Go through the data below. List every line that holds the word "Name".

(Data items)
------------
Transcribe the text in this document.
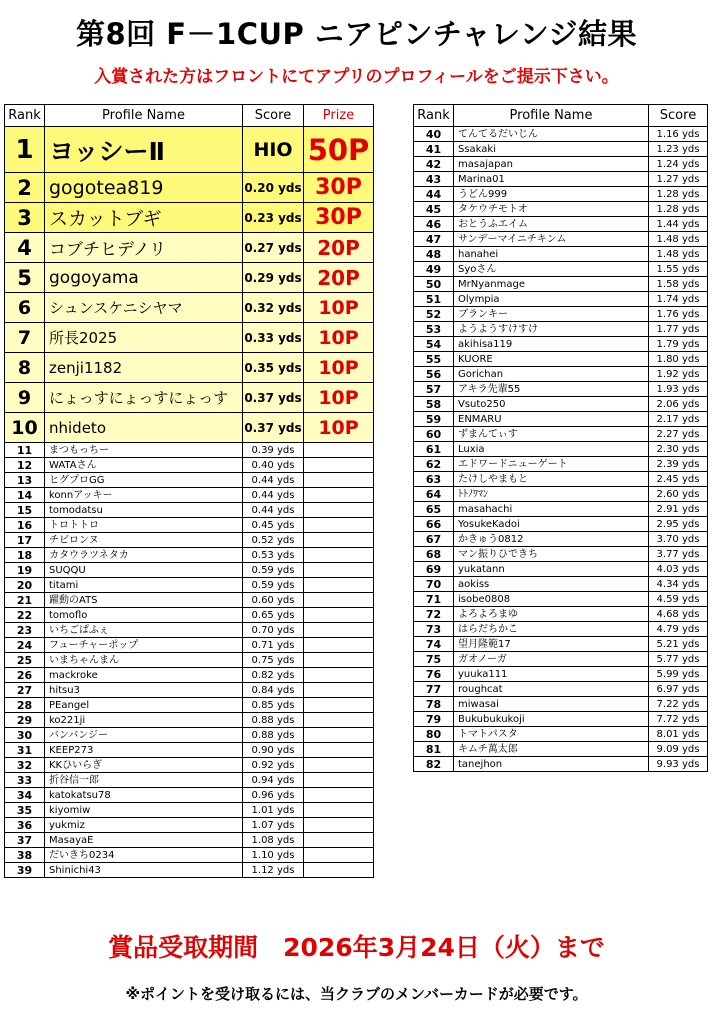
第8回 F－1CUP ニアピンチャレンジ結果
入賞された方はフロントにてアプリのプロフィールをご提示下さい。
Rank	Profile Name	Score	Prize
1	ヨッシーⅡ	HIO	50P
2	gogotea819	0.20 yds	30P
3	スカットブギ	0.23 yds	30P
4	コブチヒデノリ	0.27 yds	20P
5	gogoyama	0.29 yds	20P
6	シュンスケニシヤマ	0.32 yds	10P
7	所長2025	0.33 yds	10P
8	zenji1182	0.35 yds	10P
9	にょっすにょっすにょっす	0.37 yds	10P
10	nhideto	0.37 yds	10P
11	まつもっちー	0.39 yds	
12	WATAさん	0.40 yds	
13	ヒグプロGG	0.44 yds	
14	konnアッキー	0.44 yds	
15	tomodatsu	0.44 yds	
16	トロトトロ	0.45 yds	
17	チビロンヌ	0.52 yds	
18	カタウラツネタカ	0.53 yds	
19	SUQQU	0.59 yds	
20	titami	0.59 yds	
21	躍動のATS	0.60 yds	
22	tomoflo	0.65 yds	
23	いちごぱふぇ	0.70 yds	
24	フューチャーポップ	0.71 yds	
25	いまちゃんまん	0.75 yds	
26	mackroke	0.82 yds	
27	hitsu3	0.84 yds	
28	PEangel	0.85 yds	
29	ko221ji	0.88 yds	
30	バンバンジー	0.88 yds	
31	KEEP273	0.90 yds	
32	KKひいらぎ	0.92 yds	
33	折谷信一郎	0.94 yds	
34	katokatsu78	0.96 yds	
35	kiyomiw	1.01 yds	
36	yukmiz	1.07 yds	
37	MasayaE	1.08 yds	
38	だいきち0234	1.10 yds	
39	Shinichi43	1.12 yds	
Rank	Profile Name	Score
40	てんてるだいじん	1.16 yds
41	Ssakaki	1.23 yds
42	masajapan	1.24 yds
43	Marina01	1.27 yds
44	うどん999	1.28 yds
45	タケウチモトオ	1.28 yds
46	おとうふエイム	1.44 yds
47	サンデーマイニチキンム	1.48 yds
48	hanahei	1.48 yds
49	Syoさん	1.55 yds
50	MrNyanmage	1.58 yds
51	Olympia	1.74 yds
52	ブランキー	1.76 yds
53	ようようすけすけ	1.77 yds
54	akihisa119	1.79 yds
55	KUORE	1.80 yds
56	Gorichan	1.92 yds
57	アキラ先輩55	1.93 yds
58	Vsuto250	2.06 yds
59	ENMARU	2.17 yds
60	ずまんてぃす	2.27 yds
61	Luxia	2.30 yds
62	エドワードニューゲート	2.39 yds
63	たけしやまもと	2.45 yds
64	ﾄﾄﾉﾜﾏﾝ	2.60 yds
65	masahachi	2.91 yds
66	YosukeKadoi	2.95 yds
67	かきゅう0812	3.70 yds
68	マン振りひできち	3.77 yds
69	yukatann	4.03 yds
70	aokiss	4.34 yds
71	isobe0808	4.59 yds
72	よろよろまゆ	4.68 yds
73	はらだちかこ	4.79 yds
74	望月隆範17	5.21 yds
75	ガオノーガ	5.77 yds
76	yuuka111	5.99 yds
77	roughcat	6.97 yds
78	miwasai	7.22 yds
79	Bukubukukoji	7.72 yds
80	トマトパスタ	8.01 yds
81	キムチ萬太郎	9.09 yds
82	tanejhon	9.93 yds
賞品受取期間　2026年3月24日（火）まで
※ポイントを受け取るには、当クラブのメンバーカードが必要です。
------------
Exercise response =>
Rank	Profile Name	Score	Prize
Rank	Profile Name	Score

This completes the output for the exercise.